TASK DETAILS:
Repeat the listing in full, word for word.

GIVEN ENTRIES:
····················
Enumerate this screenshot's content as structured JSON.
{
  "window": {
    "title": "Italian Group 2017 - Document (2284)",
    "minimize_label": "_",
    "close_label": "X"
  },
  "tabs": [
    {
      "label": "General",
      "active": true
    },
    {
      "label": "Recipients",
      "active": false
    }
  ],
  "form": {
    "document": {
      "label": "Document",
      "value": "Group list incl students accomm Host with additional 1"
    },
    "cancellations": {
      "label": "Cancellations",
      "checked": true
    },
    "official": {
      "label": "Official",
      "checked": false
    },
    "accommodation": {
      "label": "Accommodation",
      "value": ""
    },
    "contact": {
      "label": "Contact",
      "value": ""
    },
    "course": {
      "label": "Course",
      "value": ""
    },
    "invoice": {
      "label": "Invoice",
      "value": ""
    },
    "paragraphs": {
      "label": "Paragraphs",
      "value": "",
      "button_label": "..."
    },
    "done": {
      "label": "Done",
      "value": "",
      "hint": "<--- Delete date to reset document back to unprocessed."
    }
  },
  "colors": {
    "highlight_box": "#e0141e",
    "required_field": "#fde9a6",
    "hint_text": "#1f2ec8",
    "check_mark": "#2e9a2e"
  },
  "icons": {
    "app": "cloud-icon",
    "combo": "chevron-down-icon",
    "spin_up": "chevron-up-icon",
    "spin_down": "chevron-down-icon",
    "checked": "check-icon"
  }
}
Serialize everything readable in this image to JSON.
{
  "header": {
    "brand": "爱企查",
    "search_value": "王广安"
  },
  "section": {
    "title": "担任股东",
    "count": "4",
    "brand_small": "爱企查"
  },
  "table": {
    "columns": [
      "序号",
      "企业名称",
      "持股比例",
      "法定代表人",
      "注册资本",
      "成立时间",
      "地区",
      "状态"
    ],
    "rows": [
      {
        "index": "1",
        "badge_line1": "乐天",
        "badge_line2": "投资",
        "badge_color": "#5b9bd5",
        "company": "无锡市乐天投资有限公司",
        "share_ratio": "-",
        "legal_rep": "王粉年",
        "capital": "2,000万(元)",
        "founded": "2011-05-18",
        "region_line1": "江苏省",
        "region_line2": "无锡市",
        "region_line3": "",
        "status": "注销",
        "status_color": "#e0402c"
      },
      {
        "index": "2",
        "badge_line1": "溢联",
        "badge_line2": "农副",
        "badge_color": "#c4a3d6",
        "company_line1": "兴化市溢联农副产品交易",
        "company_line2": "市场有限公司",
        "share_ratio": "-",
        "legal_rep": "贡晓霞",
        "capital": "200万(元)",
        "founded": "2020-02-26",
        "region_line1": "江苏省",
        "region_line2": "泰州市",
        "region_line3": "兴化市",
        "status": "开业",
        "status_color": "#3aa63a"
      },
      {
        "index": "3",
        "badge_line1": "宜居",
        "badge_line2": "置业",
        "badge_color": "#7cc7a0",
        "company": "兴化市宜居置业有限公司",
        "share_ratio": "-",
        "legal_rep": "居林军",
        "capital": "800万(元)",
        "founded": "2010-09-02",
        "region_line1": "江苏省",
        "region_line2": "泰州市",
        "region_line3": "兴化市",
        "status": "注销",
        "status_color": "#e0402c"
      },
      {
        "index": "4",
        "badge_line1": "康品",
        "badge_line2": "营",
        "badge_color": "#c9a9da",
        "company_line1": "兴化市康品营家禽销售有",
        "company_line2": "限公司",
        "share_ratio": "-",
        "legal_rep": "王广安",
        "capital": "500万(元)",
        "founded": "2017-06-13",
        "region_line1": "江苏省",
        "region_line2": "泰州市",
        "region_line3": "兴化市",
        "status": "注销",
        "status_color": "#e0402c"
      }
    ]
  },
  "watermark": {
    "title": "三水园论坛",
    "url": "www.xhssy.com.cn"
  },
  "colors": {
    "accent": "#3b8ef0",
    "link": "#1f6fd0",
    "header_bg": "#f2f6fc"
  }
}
····················
FINAL ANSWER:
Enumerate this screenshot's content as structured JSON.
{
  "window": {
    "title": "Italian Group 2017 - Document (2284)",
    "minimize_label": "_",
    "close_label": "X"
  },
  "tabs": [
    {
      "label": "General",
      "active": true
    },
    {
      "label": "Recipients",
      "active": false
    }
  ],
  "form": {
    "document": {
      "label": "Document",
      "value": "Group list incl students accomm Host with additional 1"
    },
    "cancellations": {
      "label": "Cancellations",
      "checked": true
    },
    "official": {
      "label": "Official",
      "checked": false
    },
    "accommodation": {
      "label": "Accommodation",
      "value": ""
    },
    "contact": {
      "label": "Contact",
      "value": ""
    },
    "course": {
      "label": "Course",
      "value": ""
    },
    "invoice": {
      "label": "Invoice",
      "value": ""
    },
    "paragraphs": {
      "label": "Paragraphs",
      "value": "",
      "button_label": "..."
    },
    "done": {
      "label": "Done",
      "value": "",
      "hint": "<--- Delete date to reset document back to unprocessed."
    }
  },
  "colors": {
    "highlight_box": "#e0141e",
    "required_field": "#fde9a6",
    "hint_text": "#1f2ec8",
    "check_mark": "#2e9a2e"
  },
  "icons": {
    "app": "cloud-icon",
    "combo": "chevron-down-icon",
    "spin_up": "chevron-up-icon",
    "spin_down": "chevron-down-icon",
    "checked": "check-icon"
  }
}
Serialize everything readable in this image to JSON.
{
  "header": {
    "brand": "爱企查",
    "search_value": "王广安"
  },
  "section": {
    "title": "担任股东",
    "count": "4",
    "brand_small": "爱企查"
  },
  "table": {
    "columns": [
      "序号",
      "企业名称",
      "持股比例",
      "法定代表人",
      "注册资本",
      "成立时间",
      "地区",
      "状态"
    ],
    "rows": [
      {
        "index": "1",
        "badge_line1": "乐天",
        "badge_line2": "投资",
        "badge_color": "#5b9bd5",
        "company": "无锡市乐天投资有限公司",
        "share_ratio": "-",
        "legal_rep": "王粉年",
        "capital": "2,000万(元)",
        "founded": "2011-05-18",
        "region_line1": "江苏省",
        "region_line2": "无锡市",
        "region_line3": "",
        "status": "注销",
        "status_color": "#e0402c"
      },
      {
        "index": "2",
        "badge_line1": "溢联",
        "badge_line2": "农副",
        "badge_color": "#c4a3d6",
        "company_line1": "兴化市溢联农副产品交易",
        "company_line2": "市场有限公司",
        "share_ratio": "-",
        "legal_rep": "贡晓霞",
        "capital": "200万(元)",
        "founded": "2020-02-26",
        "region_line1": "江苏省",
        "region_line2": "泰州市",
        "region_line3": "兴化市",
        "status": "开业",
        "status_color": "#3aa63a"
      },
      {
        "index": "3",
        "badge_line1": "宜居",
        "badge_line2": "置业",
        "badge_color": "#7cc7a0",
        "company": "兴化市宜居置业有限公司",
        "share_ratio": "-",
        "legal_rep": "居林军",
        "capital": "800万(元)",
        "founded": "2010-09-02",
        "region_line1": "江苏省",
        "region_line2": "泰州市",
        "region_line3": "兴化市",
        "status": "注销",
        "status_color": "#e0402c"
      },
      {
        "index": "4",
        "badge_line1": "康品",
        "badge_line2": "营",
        "badge_color": "#c9a9da",
        "company_line1": "兴化市康品营家禽销售有",
        "company_line2": "限公司",
        "share_ratio": "-",
        "legal_rep": "王广安",
        "capital": "500万(元)",
        "founded": "2017-06-13",
        "region_line1": "江苏省",
        "region_line2": "泰州市",
        "region_line3": "兴化市",
        "status": "注销",
        "status_color": "#e0402c"
      }
    ]
  },
  "watermark": {
    "title": "三水园论坛",
    "url": "www.xhssy.com.cn"
  },
  "colors": {
    "accent": "#3b8ef0",
    "link": "#1f6fd0",
    "header_bg": "#f2f6fc"
  }
}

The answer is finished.